*What is required*
Look through the data below and return each line where "volume" appears.

*Input records*
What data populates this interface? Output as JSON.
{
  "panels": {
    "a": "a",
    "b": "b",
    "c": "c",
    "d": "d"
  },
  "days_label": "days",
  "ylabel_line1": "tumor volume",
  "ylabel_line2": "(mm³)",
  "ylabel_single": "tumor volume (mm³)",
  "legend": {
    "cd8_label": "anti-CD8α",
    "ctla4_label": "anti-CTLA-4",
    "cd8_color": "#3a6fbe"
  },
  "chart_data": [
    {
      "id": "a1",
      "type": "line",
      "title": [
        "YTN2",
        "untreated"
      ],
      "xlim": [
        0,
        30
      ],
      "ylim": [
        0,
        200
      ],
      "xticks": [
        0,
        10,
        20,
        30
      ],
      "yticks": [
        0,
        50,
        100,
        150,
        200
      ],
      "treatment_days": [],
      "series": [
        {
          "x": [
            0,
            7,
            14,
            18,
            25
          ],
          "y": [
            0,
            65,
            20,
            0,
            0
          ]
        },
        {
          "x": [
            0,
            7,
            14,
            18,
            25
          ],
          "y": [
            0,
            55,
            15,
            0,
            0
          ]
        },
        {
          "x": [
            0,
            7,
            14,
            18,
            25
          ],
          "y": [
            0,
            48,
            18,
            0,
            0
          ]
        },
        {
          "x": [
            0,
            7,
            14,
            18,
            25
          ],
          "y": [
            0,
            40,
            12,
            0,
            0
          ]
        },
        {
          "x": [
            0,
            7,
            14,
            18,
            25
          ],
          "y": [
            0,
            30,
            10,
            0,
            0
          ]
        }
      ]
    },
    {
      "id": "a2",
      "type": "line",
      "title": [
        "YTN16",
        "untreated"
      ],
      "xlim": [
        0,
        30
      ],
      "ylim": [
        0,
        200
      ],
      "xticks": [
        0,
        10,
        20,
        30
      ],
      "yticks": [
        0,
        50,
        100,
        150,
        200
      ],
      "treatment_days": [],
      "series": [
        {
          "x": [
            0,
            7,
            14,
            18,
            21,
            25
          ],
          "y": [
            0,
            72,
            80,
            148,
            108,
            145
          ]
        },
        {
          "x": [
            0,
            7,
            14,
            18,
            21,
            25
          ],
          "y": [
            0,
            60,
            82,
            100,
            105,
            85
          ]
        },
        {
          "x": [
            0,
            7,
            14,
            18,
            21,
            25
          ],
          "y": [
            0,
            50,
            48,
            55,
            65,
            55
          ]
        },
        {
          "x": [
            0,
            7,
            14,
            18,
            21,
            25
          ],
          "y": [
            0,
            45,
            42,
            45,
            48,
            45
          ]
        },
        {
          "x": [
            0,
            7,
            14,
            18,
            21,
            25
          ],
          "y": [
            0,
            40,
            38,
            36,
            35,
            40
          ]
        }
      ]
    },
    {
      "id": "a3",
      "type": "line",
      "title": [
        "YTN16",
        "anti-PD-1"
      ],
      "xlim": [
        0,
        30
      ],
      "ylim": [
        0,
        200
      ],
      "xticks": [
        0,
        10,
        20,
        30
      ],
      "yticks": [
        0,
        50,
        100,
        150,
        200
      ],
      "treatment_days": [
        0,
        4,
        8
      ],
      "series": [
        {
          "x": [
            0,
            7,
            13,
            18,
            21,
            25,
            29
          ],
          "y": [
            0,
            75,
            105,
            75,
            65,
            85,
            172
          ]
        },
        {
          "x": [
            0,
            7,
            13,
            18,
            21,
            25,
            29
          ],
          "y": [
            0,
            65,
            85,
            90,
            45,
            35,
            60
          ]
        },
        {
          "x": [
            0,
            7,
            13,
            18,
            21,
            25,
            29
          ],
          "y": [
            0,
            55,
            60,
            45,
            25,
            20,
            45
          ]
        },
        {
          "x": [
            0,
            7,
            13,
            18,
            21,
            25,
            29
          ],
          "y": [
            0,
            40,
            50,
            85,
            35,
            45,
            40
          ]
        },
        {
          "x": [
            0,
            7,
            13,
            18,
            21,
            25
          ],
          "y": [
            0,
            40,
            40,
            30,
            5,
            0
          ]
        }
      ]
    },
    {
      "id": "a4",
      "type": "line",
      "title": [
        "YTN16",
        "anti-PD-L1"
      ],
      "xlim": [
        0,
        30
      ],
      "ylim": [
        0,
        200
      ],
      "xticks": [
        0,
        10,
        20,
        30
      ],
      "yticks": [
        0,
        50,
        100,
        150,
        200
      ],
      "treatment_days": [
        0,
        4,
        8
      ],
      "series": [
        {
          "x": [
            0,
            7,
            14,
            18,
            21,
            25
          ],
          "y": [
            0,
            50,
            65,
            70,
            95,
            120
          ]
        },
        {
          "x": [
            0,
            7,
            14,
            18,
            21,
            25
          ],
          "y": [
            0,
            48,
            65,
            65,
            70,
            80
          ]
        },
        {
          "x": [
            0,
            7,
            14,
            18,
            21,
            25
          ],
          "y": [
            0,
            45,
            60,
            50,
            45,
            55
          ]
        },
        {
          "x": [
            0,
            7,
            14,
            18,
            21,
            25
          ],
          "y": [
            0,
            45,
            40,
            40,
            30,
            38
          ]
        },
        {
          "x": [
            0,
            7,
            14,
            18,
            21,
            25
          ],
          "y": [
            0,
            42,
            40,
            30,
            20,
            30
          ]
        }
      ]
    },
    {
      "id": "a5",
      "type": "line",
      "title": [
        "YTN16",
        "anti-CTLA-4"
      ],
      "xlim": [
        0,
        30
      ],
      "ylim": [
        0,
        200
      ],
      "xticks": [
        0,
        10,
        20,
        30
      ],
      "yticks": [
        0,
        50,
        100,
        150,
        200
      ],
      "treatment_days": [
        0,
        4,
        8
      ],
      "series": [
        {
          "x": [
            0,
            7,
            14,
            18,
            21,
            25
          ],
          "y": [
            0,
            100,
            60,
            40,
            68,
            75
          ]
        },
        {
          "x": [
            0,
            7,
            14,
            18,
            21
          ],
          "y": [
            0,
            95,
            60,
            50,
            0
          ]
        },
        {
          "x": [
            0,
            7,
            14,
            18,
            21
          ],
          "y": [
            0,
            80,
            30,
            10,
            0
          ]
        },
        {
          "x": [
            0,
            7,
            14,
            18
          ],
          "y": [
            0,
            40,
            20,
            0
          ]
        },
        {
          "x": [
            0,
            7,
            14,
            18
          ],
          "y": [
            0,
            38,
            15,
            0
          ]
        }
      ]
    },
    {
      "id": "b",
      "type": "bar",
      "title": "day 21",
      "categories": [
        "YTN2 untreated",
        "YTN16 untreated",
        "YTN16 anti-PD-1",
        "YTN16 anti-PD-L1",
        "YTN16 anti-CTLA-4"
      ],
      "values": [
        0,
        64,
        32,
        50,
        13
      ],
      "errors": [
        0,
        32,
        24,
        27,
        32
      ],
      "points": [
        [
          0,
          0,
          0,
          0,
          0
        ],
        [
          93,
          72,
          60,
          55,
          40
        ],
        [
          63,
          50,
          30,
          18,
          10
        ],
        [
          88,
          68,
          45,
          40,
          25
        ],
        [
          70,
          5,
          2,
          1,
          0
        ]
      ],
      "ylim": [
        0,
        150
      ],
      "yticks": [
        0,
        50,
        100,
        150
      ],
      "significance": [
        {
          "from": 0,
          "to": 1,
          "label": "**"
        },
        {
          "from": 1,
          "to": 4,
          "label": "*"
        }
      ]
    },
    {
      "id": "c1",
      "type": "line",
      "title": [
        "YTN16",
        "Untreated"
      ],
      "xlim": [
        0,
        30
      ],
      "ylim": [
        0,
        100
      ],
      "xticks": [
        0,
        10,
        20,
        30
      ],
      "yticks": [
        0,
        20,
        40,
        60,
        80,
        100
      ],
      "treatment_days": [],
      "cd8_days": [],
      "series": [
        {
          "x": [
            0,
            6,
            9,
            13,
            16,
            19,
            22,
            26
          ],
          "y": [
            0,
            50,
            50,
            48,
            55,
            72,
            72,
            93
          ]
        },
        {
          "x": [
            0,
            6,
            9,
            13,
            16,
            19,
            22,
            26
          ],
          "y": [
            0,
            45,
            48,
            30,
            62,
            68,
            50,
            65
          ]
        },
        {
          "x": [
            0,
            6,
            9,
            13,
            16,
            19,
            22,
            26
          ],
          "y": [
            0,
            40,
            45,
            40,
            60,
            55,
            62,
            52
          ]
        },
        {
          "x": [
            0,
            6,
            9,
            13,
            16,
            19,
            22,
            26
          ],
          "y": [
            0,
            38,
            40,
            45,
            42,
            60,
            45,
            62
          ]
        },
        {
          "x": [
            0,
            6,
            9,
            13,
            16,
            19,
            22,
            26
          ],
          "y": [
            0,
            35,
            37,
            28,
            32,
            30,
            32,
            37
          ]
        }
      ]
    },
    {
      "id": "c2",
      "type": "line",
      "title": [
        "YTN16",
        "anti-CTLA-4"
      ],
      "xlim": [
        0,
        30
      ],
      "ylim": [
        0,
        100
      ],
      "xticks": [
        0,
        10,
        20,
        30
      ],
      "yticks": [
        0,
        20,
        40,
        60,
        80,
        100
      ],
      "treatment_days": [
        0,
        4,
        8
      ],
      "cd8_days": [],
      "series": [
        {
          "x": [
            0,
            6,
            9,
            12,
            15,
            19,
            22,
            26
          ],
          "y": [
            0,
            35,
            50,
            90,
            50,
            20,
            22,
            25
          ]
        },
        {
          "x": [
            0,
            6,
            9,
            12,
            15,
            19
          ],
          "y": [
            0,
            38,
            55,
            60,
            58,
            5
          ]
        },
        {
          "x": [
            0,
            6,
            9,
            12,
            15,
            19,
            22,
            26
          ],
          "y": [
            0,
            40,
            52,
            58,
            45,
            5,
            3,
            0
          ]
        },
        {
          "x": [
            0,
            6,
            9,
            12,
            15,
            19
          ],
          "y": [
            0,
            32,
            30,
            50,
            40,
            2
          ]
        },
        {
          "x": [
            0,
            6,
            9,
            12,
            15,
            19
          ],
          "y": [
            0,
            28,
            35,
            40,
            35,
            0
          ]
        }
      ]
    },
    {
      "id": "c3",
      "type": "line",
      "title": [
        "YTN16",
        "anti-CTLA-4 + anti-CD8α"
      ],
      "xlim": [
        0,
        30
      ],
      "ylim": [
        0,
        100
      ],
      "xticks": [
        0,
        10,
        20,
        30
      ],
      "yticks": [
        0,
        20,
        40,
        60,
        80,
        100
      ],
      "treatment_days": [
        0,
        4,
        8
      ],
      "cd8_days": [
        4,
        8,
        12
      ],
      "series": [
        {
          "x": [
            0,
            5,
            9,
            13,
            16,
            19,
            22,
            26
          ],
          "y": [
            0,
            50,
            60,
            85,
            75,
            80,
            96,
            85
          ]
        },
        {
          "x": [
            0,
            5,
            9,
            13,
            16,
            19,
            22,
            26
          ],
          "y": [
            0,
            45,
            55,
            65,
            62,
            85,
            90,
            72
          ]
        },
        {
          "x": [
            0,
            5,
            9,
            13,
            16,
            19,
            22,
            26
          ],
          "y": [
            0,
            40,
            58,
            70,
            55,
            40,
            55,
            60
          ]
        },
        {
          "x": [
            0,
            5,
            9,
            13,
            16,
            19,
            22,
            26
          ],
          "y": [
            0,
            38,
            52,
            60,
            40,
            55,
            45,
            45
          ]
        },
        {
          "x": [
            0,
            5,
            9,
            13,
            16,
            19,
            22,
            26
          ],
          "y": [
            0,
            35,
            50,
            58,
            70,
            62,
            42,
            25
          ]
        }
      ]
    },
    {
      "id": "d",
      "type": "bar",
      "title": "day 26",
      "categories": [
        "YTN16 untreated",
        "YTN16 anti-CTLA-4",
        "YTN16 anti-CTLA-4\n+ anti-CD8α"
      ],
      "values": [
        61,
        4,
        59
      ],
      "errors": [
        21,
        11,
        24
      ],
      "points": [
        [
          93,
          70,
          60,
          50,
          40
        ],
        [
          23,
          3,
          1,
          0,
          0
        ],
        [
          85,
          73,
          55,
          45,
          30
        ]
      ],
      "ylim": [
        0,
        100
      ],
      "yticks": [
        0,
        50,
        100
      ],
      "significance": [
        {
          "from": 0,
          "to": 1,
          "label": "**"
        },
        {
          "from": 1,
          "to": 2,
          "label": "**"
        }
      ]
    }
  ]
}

*Exercise output*
  "ylabel_line1": "tumor volume",
  "ylabel_single": "tumor volume (mm³)",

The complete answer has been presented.